■ Record set:
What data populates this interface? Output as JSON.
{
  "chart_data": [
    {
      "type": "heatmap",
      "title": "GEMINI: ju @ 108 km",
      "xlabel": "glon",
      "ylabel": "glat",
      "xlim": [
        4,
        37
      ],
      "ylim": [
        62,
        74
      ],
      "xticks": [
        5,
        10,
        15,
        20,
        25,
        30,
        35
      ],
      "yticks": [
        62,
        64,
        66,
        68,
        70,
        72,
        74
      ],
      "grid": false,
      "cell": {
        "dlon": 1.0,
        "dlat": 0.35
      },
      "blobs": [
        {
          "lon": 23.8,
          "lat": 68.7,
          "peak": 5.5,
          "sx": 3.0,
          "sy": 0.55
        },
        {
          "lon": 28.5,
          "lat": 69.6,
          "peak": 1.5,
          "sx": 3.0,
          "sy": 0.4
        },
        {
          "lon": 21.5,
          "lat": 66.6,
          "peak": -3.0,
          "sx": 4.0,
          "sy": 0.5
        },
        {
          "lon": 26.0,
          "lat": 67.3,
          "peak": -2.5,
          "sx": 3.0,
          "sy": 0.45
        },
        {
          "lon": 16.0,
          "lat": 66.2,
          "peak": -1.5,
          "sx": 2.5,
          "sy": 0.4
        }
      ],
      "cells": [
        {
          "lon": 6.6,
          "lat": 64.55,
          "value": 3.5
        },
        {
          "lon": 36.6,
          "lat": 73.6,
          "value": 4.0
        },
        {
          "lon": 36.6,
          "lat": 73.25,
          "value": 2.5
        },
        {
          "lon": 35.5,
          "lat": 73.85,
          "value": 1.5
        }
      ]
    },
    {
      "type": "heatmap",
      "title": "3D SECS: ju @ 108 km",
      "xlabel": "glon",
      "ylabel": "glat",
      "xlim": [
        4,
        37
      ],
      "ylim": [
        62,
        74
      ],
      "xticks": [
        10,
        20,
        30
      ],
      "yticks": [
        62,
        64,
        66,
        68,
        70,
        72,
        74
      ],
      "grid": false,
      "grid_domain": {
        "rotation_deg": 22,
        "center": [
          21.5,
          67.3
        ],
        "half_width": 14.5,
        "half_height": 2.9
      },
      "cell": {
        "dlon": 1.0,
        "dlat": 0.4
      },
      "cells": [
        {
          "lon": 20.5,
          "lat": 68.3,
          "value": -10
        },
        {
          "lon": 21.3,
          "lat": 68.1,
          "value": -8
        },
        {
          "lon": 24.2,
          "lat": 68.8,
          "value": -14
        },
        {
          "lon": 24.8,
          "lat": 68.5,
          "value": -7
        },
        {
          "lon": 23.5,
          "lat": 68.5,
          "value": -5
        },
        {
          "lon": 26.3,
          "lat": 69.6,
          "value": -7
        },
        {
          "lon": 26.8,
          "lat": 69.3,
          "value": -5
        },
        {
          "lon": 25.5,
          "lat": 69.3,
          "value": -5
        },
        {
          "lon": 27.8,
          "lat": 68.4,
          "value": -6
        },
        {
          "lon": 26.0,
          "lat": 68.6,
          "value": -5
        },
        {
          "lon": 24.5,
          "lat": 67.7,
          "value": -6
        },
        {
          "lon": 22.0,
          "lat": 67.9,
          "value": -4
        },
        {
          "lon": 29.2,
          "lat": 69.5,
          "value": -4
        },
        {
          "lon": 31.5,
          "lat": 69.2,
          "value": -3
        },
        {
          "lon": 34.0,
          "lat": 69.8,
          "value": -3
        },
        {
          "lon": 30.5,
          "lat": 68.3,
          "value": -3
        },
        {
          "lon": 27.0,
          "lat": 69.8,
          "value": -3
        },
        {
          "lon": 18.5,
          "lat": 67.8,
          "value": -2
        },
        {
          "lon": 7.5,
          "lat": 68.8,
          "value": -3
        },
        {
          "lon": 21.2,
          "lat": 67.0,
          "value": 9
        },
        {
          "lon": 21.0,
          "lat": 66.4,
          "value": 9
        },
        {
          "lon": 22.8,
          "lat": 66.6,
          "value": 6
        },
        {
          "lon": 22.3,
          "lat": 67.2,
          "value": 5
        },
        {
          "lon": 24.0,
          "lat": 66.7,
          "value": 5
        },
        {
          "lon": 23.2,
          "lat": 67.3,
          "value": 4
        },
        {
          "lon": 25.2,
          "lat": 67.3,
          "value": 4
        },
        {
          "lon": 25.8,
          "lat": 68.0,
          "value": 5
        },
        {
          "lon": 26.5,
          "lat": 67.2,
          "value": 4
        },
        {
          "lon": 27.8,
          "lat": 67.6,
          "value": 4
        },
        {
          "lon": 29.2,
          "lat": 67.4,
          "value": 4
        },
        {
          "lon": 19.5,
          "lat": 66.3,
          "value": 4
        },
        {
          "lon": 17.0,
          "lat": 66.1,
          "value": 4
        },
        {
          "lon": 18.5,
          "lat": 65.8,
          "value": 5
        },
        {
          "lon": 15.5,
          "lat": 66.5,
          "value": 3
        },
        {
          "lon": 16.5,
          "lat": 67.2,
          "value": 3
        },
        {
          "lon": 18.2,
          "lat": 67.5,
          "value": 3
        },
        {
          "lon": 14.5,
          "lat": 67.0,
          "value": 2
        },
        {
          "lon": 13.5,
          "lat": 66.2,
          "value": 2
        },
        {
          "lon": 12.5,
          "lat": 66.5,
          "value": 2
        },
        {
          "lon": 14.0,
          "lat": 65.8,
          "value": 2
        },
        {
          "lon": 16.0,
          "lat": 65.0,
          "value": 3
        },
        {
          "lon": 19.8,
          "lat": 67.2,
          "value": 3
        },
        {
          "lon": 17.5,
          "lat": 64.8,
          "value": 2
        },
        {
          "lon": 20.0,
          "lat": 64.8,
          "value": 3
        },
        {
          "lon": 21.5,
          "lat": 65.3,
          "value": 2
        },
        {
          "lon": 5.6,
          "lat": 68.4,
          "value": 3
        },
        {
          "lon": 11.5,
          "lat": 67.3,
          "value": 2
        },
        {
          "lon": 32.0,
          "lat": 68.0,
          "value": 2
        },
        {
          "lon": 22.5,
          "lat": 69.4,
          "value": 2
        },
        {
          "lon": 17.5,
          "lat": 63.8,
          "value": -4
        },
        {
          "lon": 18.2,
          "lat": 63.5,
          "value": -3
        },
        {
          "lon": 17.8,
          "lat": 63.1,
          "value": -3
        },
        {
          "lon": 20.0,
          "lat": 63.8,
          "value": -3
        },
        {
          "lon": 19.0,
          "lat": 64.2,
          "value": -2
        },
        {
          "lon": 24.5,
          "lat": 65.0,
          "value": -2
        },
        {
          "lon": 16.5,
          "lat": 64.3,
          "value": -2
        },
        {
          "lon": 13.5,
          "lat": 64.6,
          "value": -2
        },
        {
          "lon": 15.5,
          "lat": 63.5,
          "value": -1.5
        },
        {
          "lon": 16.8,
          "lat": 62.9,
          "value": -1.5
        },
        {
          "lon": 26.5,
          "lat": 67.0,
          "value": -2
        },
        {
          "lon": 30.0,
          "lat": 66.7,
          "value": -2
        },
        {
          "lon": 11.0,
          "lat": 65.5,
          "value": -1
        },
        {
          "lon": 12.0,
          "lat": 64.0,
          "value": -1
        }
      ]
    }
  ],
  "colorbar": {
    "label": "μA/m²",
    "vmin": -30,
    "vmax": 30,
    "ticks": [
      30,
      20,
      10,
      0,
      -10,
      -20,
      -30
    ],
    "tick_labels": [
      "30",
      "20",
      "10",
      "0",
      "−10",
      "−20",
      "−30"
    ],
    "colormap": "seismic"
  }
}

■ Exercise details:
Would you restate each of the entries word for word?

■ Written answer:
What data populates this interface? Output as JSON.
{
  "chart_data": [
    {
      "type": "heatmap",
      "title": "GEMINI: ju @ 108 km",
      "xlabel": "glon",
      "ylabel": "glat",
      "xlim": [
        4,
        37
      ],
      "ylim": [
        62,
        74
      ],
      "xticks": [
        5,
        10,
        15,
        20,
        25,
        30,
        35
      ],
      "yticks": [
        62,
        64,
        66,
        68,
        70,
        72,
        74
      ],
      "grid": false,
      "cell": {
        "dlon": 1.0,
        "dlat": 0.35
      },
      "blobs": [
        {
          "lon": 23.8,
          "lat": 68.7,
          "peak": 5.5,
          "sx": 3.0,
          "sy": 0.55
        },
        {
          "lon": 28.5,
          "lat": 69.6,
          "peak": 1.5,
          "sx": 3.0,
          "sy": 0.4
        },
        {
          "lon": 21.5,
          "lat": 66.6,
          "peak": -3.0,
          "sx": 4.0,
          "sy": 0.5
        },
        {
          "lon": 26.0,
          "lat": 67.3,
          "peak": -2.5,
          "sx": 3.0,
          "sy": 0.45
        },
        {
          "lon": 16.0,
          "lat": 66.2,
          "peak": -1.5,
          "sx": 2.5,
          "sy": 0.4
        }
      ],
      "cells": [
        {
          "lon": 6.6,
          "lat": 64.55,
          "value": 3.5
        },
        {
          "lon": 36.6,
          "lat": 73.6,
          "value": 4.0
        },
        {
          "lon": 36.6,
          "lat": 73.25,
          "value": 2.5
        },
        {
          "lon": 35.5,
          "lat": 73.85,
          "value": 1.5
        }
      ]
    },
    {
      "type": "heatmap",
      "title": "3D SECS: ju @ 108 km",
      "xlabel": "glon",
      "ylabel": "glat",
      "xlim": [
        4,
        37
      ],
      "ylim": [
        62,
        74
      ],
      "xticks": [
        10,
        20,
        30
      ],
      "yticks": [
        62,
        64,
        66,
        68,
        70,
        72,
        74
      ],
      "grid": false,
      "grid_domain": {
        "rotation_deg": 22,
        "center": [
          21.5,
          67.3
        ],
        "half_width": 14.5,
        "half_height": 2.9
      },
      "cell": {
        "dlon": 1.0,
        "dlat": 0.4
      },
      "cells": [
        {
          "lon": 20.5,
          "lat": 68.3,
          "value": -10
        },
        {
          "lon": 21.3,
          "lat": 68.1,
          "value": -8
        },
        {
          "lon": 24.2,
          "lat": 68.8,
          "value": -14
        },
        {
          "lon": 24.8,
          "lat": 68.5,
          "value": -7
        },
        {
          "lon": 23.5,
          "lat": 68.5,
          "value": -5
        },
        {
          "lon": 26.3,
          "lat": 69.6,
          "value": -7
        },
        {
          "lon": 26.8,
          "lat": 69.3,
          "value": -5
        },
        {
          "lon": 25.5,
          "lat": 69.3,
          "value": -5
        },
        {
          "lon": 27.8,
          "lat": 68.4,
          "value": -6
        },
        {
          "lon": 26.0,
          "lat": 68.6,
          "value": -5
        },
        {
          "lon": 24.5,
          "lat": 67.7,
          "value": -6
        },
        {
          "lon": 22.0,
          "lat": 67.9,
          "value": -4
        },
        {
          "lon": 29.2,
          "lat": 69.5,
          "value": -4
        },
        {
          "lon": 31.5,
          "lat": 69.2,
          "value": -3
        },
        {
          "lon": 34.0,
          "lat": 69.8,
          "value": -3
        },
        {
          "lon": 30.5,
          "lat": 68.3,
          "value": -3
        },
        {
          "lon": 27.0,
          "lat": 69.8,
          "value": -3
        },
        {
          "lon": 18.5,
          "lat": 67.8,
          "value": -2
        },
        {
          "lon": 7.5,
          "lat": 68.8,
          "value": -3
        },
        {
          "lon": 21.2,
          "lat": 67.0,
          "value": 9
        },
        {
          "lon": 21.0,
          "lat": 66.4,
          "value": 9
        },
        {
          "lon": 22.8,
          "lat": 66.6,
          "value": 6
        },
        {
          "lon": 22.3,
          "lat": 67.2,
          "value": 5
        },
        {
          "lon": 24.0,
          "lat": 66.7,
          "value": 5
        },
        {
          "lon": 23.2,
          "lat": 67.3,
          "value": 4
        },
        {
          "lon": 25.2,
          "lat": 67.3,
          "value": 4
        },
        {
          "lon": 25.8,
          "lat": 68.0,
          "value": 5
        },
        {
          "lon": 26.5,
          "lat": 67.2,
          "value": 4
        },
        {
          "lon": 27.8,
          "lat": 67.6,
          "value": 4
        },
        {
          "lon": 29.2,
          "lat": 67.4,
          "value": 4
        },
        {
          "lon": 19.5,
          "lat": 66.3,
          "value": 4
        },
        {
          "lon": 17.0,
          "lat": 66.1,
          "value": 4
        },
        {
          "lon": 18.5,
          "lat": 65.8,
          "value": 5
        },
        {
          "lon": 15.5,
          "lat": 66.5,
          "value": 3
        },
        {
          "lon": 16.5,
          "lat": 67.2,
          "value": 3
        },
        {
          "lon": 18.2,
          "lat": 67.5,
          "value": 3
        },
        {
          "lon": 14.5,
          "lat": 67.0,
          "value": 2
        },
        {
          "lon": 13.5,
          "lat": 66.2,
          "value": 2
        },
        {
          "lon": 12.5,
          "lat": 66.5,
          "value": 2
        },
        {
          "lon": 14.0,
          "lat": 65.8,
          "value": 2
        },
        {
          "lon": 16.0,
          "lat": 65.0,
          "value": 3
        },
        {
          "lon": 19.8,
          "lat": 67.2,
          "value": 3
        },
        {
          "lon": 17.5,
          "lat": 64.8,
          "value": 2
        },
        {
          "lon": 20.0,
          "lat": 64.8,
          "value": 3
        },
        {
          "lon": 21.5,
          "lat": 65.3,
          "value": 2
        },
        {
          "lon": 5.6,
          "lat": 68.4,
          "value": 3
        },
        {
          "lon": 11.5,
          "lat": 67.3,
          "value": 2
        },
        {
          "lon": 32.0,
          "lat": 68.0,
          "value": 2
        },
        {
          "lon": 22.5,
          "lat": 69.4,
          "value": 2
        },
        {
          "lon": 17.5,
          "lat": 63.8,
          "value": -4
        },
        {
          "lon": 18.2,
          "lat": 63.5,
          "value": -3
        },
        {
          "lon": 17.8,
          "lat": 63.1,
          "value": -3
        },
        {
          "lon": 20.0,
          "lat": 63.8,
          "value": -3
        },
        {
          "lon": 19.0,
          "lat": 64.2,
          "value": -2
        },
        {
          "lon": 24.5,
          "lat": 65.0,
          "value": -2
        },
        {
          "lon": 16.5,
          "lat": 64.3,
          "value": -2
        },
        {
          "lon": 13.5,
          "lat": 64.6,
          "value": -2
        },
        {
          "lon": 15.5,
          "lat": 63.5,
          "value": -1.5
        },
        {
          "lon": 16.8,
          "lat": 62.9,
          "value": -1.5
        },
        {
          "lon": 26.5,
          "lat": 67.0,
          "value": -2
        },
        {
          "lon": 30.0,
          "lat": 66.7,
          "value": -2
        },
        {
          "lon": 11.0,
          "lat": 65.5,
          "value": -1
        },
        {
          "lon": 12.0,
          "lat": 64.0,
          "value": -1
        }
      ]
    }
  ],
  "colorbar": {
    "label": "μA/m²",
    "vmin": -30,
    "vmax": 30,
    "ticks": [
      30,
      20,
      10,
      0,
      -10,
      -20,
      -30
    ],
    "tick_labels": [
      "30",
      "20",
      "10",
      "0",
      "−10",
      "−20",
      "−30"
    ],
    "colormap": "seismic"
  }
}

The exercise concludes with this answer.